## Exercise details:
Tally up the lines that include "通过项目实施" and state that number by itself.

## Excerpted records:
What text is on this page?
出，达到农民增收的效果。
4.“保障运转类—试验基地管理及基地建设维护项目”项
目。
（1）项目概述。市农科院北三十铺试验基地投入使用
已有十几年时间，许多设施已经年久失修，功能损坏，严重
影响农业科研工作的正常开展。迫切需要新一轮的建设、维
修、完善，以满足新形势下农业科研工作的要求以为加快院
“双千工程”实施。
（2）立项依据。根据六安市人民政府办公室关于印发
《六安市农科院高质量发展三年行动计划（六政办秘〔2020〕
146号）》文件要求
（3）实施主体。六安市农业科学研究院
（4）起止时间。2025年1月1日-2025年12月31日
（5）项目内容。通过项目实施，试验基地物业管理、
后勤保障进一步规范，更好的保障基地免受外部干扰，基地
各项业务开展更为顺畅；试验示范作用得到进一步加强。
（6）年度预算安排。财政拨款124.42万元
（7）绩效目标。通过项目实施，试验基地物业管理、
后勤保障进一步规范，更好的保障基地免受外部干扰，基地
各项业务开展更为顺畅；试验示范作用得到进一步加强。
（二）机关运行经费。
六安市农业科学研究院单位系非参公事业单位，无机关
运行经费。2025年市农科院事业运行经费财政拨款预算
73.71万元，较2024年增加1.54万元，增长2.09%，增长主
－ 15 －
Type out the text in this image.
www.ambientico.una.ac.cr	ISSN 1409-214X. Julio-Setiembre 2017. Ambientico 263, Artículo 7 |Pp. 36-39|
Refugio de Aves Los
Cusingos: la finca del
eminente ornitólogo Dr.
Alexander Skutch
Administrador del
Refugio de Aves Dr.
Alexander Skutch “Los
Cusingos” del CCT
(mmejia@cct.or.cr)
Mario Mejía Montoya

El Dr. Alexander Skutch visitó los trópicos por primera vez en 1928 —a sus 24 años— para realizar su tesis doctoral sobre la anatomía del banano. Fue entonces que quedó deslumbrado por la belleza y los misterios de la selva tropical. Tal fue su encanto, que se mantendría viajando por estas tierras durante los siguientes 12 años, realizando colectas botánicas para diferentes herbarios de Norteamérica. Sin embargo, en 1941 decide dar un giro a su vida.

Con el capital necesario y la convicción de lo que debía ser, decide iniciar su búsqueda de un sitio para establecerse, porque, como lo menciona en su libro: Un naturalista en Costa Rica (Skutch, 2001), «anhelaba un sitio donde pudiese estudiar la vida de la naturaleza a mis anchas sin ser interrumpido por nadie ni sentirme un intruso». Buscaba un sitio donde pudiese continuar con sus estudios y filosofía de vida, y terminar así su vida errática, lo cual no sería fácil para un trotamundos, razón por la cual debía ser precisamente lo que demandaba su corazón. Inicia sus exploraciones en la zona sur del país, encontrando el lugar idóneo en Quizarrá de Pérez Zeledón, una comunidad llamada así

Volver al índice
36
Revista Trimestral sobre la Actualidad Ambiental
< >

## Correct answer:
2